● Problem requirements: Render every row below as a Markdown table with two columns, Number and Text, giving each row its number and leaving out blank lines.

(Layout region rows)
◆ ◆ ◆

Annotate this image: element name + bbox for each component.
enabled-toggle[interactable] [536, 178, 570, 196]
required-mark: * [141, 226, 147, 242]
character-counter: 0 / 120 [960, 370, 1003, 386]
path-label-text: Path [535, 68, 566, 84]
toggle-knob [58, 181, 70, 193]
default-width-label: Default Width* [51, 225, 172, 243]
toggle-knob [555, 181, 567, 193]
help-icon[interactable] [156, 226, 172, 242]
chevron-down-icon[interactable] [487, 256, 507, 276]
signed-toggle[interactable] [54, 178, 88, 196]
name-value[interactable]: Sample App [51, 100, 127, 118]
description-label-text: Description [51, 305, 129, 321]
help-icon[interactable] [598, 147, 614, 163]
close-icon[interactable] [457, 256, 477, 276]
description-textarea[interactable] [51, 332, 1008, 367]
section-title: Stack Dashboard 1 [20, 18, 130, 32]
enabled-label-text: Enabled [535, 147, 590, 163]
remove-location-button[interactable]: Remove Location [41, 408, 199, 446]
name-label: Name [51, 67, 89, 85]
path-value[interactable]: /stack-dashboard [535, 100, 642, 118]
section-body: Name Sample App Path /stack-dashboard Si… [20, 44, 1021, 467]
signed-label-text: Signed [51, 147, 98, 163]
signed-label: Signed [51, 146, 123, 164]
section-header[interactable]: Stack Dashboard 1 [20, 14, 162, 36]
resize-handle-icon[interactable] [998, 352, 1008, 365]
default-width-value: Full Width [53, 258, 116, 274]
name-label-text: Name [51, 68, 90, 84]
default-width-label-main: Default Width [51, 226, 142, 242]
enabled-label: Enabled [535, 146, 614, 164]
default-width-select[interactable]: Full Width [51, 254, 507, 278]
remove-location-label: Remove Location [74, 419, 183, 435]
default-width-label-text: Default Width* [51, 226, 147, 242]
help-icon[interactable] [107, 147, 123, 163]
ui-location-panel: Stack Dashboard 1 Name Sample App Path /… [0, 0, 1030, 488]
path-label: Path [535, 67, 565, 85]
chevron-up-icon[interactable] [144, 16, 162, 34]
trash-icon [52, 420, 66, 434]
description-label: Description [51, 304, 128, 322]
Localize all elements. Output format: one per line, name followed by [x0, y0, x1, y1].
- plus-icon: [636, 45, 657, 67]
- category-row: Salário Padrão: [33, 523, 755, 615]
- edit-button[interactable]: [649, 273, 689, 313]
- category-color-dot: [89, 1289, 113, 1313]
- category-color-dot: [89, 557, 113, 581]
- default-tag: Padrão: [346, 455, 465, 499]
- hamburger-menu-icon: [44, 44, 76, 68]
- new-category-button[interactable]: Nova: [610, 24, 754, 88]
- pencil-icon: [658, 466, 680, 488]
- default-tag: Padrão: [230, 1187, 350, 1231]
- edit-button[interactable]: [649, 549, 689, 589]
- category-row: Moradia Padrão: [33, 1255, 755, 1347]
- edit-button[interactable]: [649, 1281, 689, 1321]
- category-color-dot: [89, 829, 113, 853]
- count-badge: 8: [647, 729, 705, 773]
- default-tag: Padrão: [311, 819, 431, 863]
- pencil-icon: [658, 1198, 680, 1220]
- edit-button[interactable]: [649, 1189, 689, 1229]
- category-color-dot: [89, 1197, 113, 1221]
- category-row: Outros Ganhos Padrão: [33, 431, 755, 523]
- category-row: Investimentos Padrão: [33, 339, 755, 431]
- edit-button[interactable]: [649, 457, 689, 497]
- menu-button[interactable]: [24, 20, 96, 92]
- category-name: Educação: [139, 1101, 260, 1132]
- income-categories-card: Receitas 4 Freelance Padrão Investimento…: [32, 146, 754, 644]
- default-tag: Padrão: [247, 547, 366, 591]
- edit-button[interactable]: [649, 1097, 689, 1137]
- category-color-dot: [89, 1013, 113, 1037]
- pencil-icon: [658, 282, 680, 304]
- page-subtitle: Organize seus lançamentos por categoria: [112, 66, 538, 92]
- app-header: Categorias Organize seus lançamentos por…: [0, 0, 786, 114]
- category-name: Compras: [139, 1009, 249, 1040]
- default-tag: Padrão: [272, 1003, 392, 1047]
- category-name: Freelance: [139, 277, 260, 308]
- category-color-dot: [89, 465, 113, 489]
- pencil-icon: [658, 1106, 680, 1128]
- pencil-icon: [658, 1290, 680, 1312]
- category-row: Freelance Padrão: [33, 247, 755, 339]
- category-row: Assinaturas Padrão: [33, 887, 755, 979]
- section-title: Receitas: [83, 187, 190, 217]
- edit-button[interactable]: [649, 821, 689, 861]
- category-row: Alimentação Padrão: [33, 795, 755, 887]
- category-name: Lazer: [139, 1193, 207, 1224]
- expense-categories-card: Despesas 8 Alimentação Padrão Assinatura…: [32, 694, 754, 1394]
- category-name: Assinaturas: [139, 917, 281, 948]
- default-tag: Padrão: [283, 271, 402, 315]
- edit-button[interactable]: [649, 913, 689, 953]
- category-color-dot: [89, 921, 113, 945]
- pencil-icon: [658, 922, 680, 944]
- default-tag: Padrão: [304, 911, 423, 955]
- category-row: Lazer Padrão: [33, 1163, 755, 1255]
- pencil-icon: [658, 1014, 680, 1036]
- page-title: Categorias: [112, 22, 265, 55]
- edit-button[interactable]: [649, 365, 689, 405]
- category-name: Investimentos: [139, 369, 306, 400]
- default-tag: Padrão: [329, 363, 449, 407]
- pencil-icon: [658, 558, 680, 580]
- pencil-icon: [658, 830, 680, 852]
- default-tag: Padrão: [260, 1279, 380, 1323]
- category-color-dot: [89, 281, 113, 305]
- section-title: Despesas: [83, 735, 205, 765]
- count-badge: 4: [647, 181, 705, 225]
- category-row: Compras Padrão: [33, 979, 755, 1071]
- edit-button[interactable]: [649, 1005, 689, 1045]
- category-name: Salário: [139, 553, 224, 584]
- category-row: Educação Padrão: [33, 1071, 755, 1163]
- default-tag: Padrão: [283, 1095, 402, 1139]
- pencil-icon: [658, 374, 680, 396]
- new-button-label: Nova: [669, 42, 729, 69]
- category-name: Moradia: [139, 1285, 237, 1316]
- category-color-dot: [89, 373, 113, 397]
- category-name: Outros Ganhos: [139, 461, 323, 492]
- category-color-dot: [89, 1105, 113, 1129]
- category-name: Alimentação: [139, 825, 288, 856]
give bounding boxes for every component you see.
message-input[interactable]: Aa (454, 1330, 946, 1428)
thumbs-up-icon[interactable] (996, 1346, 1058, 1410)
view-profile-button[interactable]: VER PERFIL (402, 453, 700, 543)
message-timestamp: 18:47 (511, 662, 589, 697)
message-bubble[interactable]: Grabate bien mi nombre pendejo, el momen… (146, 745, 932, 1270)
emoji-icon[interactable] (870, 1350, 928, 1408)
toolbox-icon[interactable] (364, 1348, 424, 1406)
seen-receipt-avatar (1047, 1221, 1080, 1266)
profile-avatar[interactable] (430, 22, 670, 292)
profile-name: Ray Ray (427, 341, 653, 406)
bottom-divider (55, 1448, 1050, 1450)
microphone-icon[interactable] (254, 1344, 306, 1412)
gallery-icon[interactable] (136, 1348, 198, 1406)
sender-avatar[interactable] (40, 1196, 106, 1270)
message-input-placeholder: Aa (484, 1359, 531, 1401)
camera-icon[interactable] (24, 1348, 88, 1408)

◆ ◆ ◆

● Output for this task:
| Number | Text |
|---|---|
| 1 | Annotate this image: element name + bbox for each component. |
| 2 | enabled-toggle[interactable] [536, 178, 570, 196] |
| 3 | required-mark: * [141, 226, 147, 242] |
| 4 | character-counter: 0 / 120 [960, 370, 1003, 386] |
| 5 | path-label-text: Path [535, 68, 566, 84] |
| 6 | toggle-knob [58, 181, 70, 193] |
| 7 | default-width-label: Default Width* [51, 225, 172, 243] |
| 8 | toggle-knob [555, 181, 567, 193] |
| 9 | help-icon[interactable] [156, 226, 172, 242] |
| 10 | chevron-down-icon[interactable] [487, 256, 507, 276] |
| 11 | signed-toggle[interactable] [54, 178, 88, 196] |
| 12 | name-value[interactable]: Sample App [51, 100, 127, 118] |
| 13 | description-label-text: Description [51, 305, 129, 321] |
| 14 | help-icon[interactable] [598, 147, 614, 163] |
| 15 | close-icon[interactable] [457, 256, 477, 276] |
| 16 | description-textarea[interactable] [51, 332, 1008, 367] |
| 17 | section-title: Stack Dashboard 1 [20, 18, 130, 32] |
| 18 | enabled-label-text: Enabled [535, 147, 590, 163] |
| 19 | remove-location-button[interactable]: Remove Location [41, 408, 199, 446] |
| 20 | name-label: Name [51, 67, 89, 85] |
| 21 | path-value[interactable]: /stack-dashboard [535, 100, 642, 118] |
| 22 | section-body: Name Sample App Path /stack-dashboard Si… [20, 44, 1021, 467] |
| 23 | signed-label-text: Signed [51, 147, 98, 163] |
| 24 | signed-label: Signed [51, 146, 123, 164] |
| 25 | section-header[interactable]: Stack Dashboard 1 [20, 14, 162, 36] |
| 26 | resize-handle-icon[interactable] [998, 352, 1008, 365] |
| 27 | default-width-value: Full Width [53, 258, 116, 274] |
| 28 | name-label-text: Name [51, 68, 90, 84] |
| 29 | default-width-label-main: Default Width [51, 226, 142, 242] |
| 30 | enabled-label: Enabled [535, 146, 614, 164] |
| 31 | default-width-select[interactable]: Full Width [51, 254, 507, 278] |
| 32 | remove-location-label: Remove Location [74, 419, 183, 435] |
| 33 | default-width-label-text: Default Width* [51, 226, 147, 242] |
| 34 | help-icon[interactable] [107, 147, 123, 163] |
| 35 | ui-location-panel: Stack Dashboard 1 Name Sample App Path /… [0, 0, 1030, 488] |
| 36 | path-label: Path [535, 67, 565, 85] |
| 37 | chevron-up-icon[interactable] [144, 16, 162, 34] |
| 38 | trash-icon [52, 420, 66, 434] |
| 39 | description-label: Description [51, 304, 128, 322] |
| 40 | Localize all elements. Output format: one per line, name followed by [x0, y0, x1, y1]. |
| 41 | - plus-icon: [636, 45, 657, 67] |
| 42 | - category-row: Salário Padrão: [33, 523, 755, 615] |
| 43 | - edit-button[interactable]: [649, 273, 689, 313] |
| 44 | - category-color-dot: [89, 1289, 113, 1313] |
| 45 | - category-color-dot: [89, 557, 113, 581] |
| 46 | - default-tag: Padrão: [346, 455, 465, 499] |
| 47 | - hamburger-menu-icon: [44, 44, 76, 68] |
| 48 | - new-category-button[interactable]: Nova: [610, 24, 754, 88] |
| 49 | - pencil-icon: [658, 466, 680, 488] |
| 50 | - default-tag: Padrão: [230, 1187, 350, 1231] |
| 51 | - edit-button[interactable]: [649, 549, 689, 589] |
| 52 | - category-row: Moradia Padrão: [33, 1255, 755, 1347] |
| 53 | - edit-button[interactable]: [649, 1281, 689, 1321] |
| 54 | - category-color-dot: [89, 829, 113, 853] |
| 55 | - count-badge: 8: [647, 729, 705, 773] |
| 56 | - default-tag: Padrão: [311, 819, 431, 863] |
| 57 | - pencil-icon: [658, 1198, 680, 1220] |
| 58 | - edit-button[interactable]: [649, 1189, 689, 1229] |
| 59 | - category-color-dot: [89, 1197, 113, 1221] |
| 60 | - category-row: Outros Ganhos Padrão: [33, 431, 755, 523] |
| 61 | - category-row: Investimentos Padrão: [33, 339, 755, 431] |
| 62 | - edit-button[interactable]: [649, 457, 689, 497] |
| 63 | - menu-button[interactable]: [24, 20, 96, 92] |
| 64 | - category-name: Educação: [139, 1101, 260, 1132] |
| 65 | - income-categories-card: Receitas 4 Freelance Padrão Investimento…: [32, 146, 754, 644] |
| 66 | - default-tag: Padrão: [247, 547, 366, 591] |
| 67 | - edit-button[interactable]: [649, 1097, 689, 1137] |
| 68 | - category-color-dot: [89, 1013, 113, 1037] |
| 69 | - pencil-icon: [658, 282, 680, 304] |
| 70 | - page-subtitle: Organize seus lançamentos por categoria: [112, 66, 538, 92] |
| 71 | - app-header: Categorias Organize seus lançamentos por…: [0, 0, 786, 114] |
| 72 | - category-name: Compras: [139, 1009, 249, 1040] |
| 73 | - default-tag: Padrão: [272, 1003, 392, 1047] |
| 74 | - category-name: Freelance: [139, 277, 260, 308] |
| 75 | - category-color-dot: [89, 465, 113, 489] |
| 76 | - pencil-icon: [658, 1106, 680, 1128] |
| 77 | - pencil-icon: [658, 1290, 680, 1312] |
| 78 | - category-row: Freelance Padrão: [33, 247, 755, 339] |
| 79 | - category-row: Assinaturas Padrão: [33, 887, 755, 979] |
| 80 | - section-title: Receitas: [83, 187, 190, 217] |
| 81 | - edit-button[interactable]: [649, 821, 689, 861] |
| 82 | - category-row: Alimentação Padrão: [33, 795, 755, 887] |
| 83 | - category-name: Lazer: [139, 1193, 207, 1224] |
| 84 | - expense-categories-card: Despesas 8 Alimentação Padrão Assinatura…: [32, 694, 754, 1394] |
| 85 | - category-name: Assinaturas: [139, 917, 281, 948] |
| 86 | - default-tag: Padrão: [283, 271, 402, 315] |
| 87 | - edit-button[interactable]: [649, 913, 689, 953] |
| 88 | - category-color-dot: [89, 921, 113, 945] |
| 89 | - pencil-icon: [658, 922, 680, 944] |
| 90 | - default-tag: Padrão: [304, 911, 423, 955] |
| 91 | - category-row: Lazer Padrão: [33, 1163, 755, 1255] |
| 92 | - pencil-icon: [658, 1014, 680, 1036] |
| 93 | - page-title: Categorias: [112, 22, 265, 55] |
| 94 | - edit-button[interactable]: [649, 365, 689, 405] |
| 95 | - category-name: Investimentos: [139, 369, 306, 400] |
| 96 | - default-tag: Padrão: [329, 363, 449, 407] |
| 97 | - pencil-icon: [658, 558, 680, 580] |
| 98 | - pencil-icon: [658, 830, 680, 852] |
| 99 | - default-tag: Padrão: [260, 1279, 380, 1323] |
| 100 | - category-color-dot: [89, 281, 113, 305] |
| 101 | - section-title: Despesas: [83, 735, 205, 765] |
| 102 | - count-badge: 4: [647, 181, 705, 225] |
| 103 | - category-row: Compras Padrão: [33, 979, 755, 1071] |
| 104 | - edit-button[interactable]: [649, 1005, 689, 1045] |
| 105 | - category-name: Salário: [139, 553, 224, 584] |
| 106 | - category-row: Educação Padrão: [33, 1071, 755, 1163] |
| 107 | - default-tag: Padrão: [283, 1095, 402, 1139] |
| 108 | - pencil-icon: [658, 374, 680, 396] |
| 109 | - new-button-label: Nova: [669, 42, 729, 69] |
| 110 | - category-name: Moradia: [139, 1285, 237, 1316] |
| 111 | - category-color-dot: [89, 373, 113, 397] |
| 112 | - category-name: Outros Ganhos: [139, 461, 323, 492] |
| 113 | - category-color-dot: [89, 1105, 113, 1129] |
| 114 | - category-name: Alimentação: [139, 825, 288, 856] |
| 115 | give bounding boxes for every component you see. |
| 116 | message-input[interactable]: Aa (454, 1330, 946, 1428) |
| 117 | thumbs-up-icon[interactable] (996, 1346, 1058, 1410) |
| 118 | view-profile-button[interactable]: VER PERFIL (402, 453, 700, 543) |
| 119 | message-timestamp: 18:47 (511, 662, 589, 697) |
| 120 | message-bubble[interactable]: Grabate bien mi nombre pendejo, el momen… (146, 745, 932, 1270) |
| 121 | emoji-icon[interactable] (870, 1350, 928, 1408) |
| 122 | toolbox-icon[interactable] (364, 1348, 424, 1406) |
| 123 | seen-receipt-avatar (1047, 1221, 1080, 1266) |
| 124 | profile-avatar[interactable] (430, 22, 670, 292) |
| 125 | profile-name: Ray Ray (427, 341, 653, 406) |
| 126 | bottom-divider (55, 1448, 1050, 1450) |
| 127 | microphone-icon[interactable] (254, 1344, 306, 1412) |
| 128 | gallery-icon[interactable] (136, 1348, 198, 1406) |
| 129 | sender-avatar[interactable] (40, 1196, 106, 1270) |
| 130 | message-input-placeholder: Aa (484, 1359, 531, 1401) |
| 131 | camera-icon[interactable] (24, 1348, 88, 1408) |